Extracted data entries:

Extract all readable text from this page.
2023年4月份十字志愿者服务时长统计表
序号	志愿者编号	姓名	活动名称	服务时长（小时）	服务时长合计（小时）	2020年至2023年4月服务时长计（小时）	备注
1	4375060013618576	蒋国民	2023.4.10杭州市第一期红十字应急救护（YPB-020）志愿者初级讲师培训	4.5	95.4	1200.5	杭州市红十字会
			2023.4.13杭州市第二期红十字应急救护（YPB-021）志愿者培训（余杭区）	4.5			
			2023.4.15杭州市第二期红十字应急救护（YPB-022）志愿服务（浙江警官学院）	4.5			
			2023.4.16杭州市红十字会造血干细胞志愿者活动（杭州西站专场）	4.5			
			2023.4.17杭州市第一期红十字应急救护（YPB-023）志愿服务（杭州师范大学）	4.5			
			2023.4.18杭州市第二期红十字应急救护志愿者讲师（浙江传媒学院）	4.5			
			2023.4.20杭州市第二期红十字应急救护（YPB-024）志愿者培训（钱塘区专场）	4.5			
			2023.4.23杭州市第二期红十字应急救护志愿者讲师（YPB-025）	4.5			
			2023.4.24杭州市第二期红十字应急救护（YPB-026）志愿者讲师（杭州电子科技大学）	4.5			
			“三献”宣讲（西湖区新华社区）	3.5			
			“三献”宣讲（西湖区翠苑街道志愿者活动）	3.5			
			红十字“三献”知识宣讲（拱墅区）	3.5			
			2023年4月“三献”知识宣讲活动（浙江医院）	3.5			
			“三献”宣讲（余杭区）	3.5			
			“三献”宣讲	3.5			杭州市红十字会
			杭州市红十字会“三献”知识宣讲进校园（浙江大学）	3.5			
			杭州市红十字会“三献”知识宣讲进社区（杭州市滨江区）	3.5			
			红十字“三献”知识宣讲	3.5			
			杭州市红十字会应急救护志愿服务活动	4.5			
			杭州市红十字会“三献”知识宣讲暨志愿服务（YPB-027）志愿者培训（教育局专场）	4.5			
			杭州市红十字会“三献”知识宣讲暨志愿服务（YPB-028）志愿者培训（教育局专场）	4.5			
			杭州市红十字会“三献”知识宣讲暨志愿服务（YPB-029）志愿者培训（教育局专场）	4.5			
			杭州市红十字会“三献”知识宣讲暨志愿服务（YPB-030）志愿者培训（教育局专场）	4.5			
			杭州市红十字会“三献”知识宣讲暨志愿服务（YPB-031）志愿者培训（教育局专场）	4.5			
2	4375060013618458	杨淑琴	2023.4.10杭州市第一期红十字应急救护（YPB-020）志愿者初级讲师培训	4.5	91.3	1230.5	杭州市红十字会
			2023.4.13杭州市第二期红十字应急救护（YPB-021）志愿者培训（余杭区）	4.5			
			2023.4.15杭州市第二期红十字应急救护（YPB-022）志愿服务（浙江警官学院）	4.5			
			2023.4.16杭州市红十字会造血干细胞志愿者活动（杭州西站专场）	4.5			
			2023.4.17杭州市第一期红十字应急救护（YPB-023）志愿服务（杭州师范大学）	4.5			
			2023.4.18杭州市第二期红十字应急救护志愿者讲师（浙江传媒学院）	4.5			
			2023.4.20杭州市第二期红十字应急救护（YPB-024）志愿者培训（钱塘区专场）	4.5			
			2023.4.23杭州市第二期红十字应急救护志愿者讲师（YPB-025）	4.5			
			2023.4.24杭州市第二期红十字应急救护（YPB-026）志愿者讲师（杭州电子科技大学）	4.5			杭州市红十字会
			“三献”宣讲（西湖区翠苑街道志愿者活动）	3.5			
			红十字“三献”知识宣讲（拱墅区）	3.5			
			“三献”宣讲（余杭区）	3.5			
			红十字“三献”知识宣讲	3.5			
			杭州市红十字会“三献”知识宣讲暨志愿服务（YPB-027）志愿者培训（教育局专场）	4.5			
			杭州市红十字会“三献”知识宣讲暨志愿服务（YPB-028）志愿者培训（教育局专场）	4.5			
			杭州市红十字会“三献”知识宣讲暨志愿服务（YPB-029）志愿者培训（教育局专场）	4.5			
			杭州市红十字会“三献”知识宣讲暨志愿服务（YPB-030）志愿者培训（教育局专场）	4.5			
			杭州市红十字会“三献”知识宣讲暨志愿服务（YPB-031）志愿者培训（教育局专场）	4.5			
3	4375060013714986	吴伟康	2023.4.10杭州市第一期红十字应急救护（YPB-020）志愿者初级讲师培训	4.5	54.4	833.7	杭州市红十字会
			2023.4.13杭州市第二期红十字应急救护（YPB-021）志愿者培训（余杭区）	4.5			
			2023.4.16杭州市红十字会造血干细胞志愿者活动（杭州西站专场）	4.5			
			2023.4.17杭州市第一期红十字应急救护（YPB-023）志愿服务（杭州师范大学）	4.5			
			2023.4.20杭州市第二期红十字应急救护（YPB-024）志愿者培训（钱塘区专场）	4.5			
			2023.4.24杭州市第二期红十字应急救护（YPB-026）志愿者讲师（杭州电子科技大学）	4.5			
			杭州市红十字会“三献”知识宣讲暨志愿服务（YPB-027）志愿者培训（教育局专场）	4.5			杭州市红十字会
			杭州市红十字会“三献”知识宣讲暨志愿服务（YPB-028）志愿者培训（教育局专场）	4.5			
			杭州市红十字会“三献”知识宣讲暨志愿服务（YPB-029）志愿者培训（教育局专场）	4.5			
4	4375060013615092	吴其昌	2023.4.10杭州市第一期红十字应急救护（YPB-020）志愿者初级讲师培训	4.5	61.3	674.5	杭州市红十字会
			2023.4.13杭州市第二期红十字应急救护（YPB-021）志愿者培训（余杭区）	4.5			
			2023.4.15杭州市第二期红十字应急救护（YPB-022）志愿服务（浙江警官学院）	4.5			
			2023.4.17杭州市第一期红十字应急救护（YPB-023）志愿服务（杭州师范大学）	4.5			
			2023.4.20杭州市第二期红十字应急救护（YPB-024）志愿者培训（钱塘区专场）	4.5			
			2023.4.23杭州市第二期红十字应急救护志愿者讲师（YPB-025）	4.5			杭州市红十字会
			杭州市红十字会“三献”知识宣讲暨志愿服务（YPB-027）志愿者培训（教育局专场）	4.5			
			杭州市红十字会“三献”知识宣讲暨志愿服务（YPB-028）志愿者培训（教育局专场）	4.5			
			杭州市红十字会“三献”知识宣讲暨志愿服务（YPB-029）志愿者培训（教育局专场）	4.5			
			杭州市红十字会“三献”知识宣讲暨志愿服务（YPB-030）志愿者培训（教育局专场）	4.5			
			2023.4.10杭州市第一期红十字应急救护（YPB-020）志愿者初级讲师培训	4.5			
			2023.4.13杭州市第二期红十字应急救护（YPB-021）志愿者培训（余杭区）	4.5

**SET TASK:**
Give only the count of lines in the data that include the string "志愿者初级讲师培训".

**FULL RESPONSE:**
5